■ What you will do ■
How many lines in these records include the string "motor"? Reply with that number alone.

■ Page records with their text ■
########
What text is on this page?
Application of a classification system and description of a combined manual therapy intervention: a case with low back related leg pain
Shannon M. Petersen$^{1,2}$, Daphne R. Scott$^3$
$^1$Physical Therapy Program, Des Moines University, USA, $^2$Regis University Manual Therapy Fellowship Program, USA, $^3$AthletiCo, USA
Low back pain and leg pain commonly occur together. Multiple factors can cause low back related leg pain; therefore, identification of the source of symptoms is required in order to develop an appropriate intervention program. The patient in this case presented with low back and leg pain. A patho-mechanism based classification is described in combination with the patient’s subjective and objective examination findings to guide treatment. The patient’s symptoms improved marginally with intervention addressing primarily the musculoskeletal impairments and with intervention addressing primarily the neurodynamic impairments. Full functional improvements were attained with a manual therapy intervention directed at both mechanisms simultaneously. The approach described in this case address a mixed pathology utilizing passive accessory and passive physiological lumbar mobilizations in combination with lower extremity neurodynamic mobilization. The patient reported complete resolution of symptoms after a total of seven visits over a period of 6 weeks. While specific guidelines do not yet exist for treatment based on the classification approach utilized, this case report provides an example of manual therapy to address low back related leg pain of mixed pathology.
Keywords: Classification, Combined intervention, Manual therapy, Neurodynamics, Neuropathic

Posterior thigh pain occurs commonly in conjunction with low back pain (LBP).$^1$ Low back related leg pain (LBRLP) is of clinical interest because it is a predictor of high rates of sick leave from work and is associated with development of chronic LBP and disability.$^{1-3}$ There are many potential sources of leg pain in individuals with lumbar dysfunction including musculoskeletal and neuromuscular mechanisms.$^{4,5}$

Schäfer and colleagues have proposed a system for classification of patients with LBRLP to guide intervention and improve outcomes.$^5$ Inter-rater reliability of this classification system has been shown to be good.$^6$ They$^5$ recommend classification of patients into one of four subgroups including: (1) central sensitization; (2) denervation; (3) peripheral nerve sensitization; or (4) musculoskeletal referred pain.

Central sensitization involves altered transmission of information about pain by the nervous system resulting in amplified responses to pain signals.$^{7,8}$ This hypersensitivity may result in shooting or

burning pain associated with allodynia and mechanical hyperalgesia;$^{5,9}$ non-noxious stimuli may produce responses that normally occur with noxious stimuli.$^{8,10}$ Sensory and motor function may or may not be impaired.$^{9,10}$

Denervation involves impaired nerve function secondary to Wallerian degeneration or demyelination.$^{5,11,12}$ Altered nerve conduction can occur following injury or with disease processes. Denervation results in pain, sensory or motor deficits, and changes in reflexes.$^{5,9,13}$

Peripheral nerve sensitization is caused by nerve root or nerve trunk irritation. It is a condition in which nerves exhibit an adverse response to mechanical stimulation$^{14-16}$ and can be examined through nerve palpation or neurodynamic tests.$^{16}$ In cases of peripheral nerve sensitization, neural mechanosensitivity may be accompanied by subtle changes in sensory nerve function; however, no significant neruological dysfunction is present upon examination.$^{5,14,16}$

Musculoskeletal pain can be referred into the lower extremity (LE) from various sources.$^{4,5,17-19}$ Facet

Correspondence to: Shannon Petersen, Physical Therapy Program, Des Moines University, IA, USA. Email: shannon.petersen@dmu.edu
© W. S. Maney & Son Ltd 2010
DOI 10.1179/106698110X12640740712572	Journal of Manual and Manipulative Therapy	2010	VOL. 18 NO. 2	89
########
■ Result of the exercise ■
2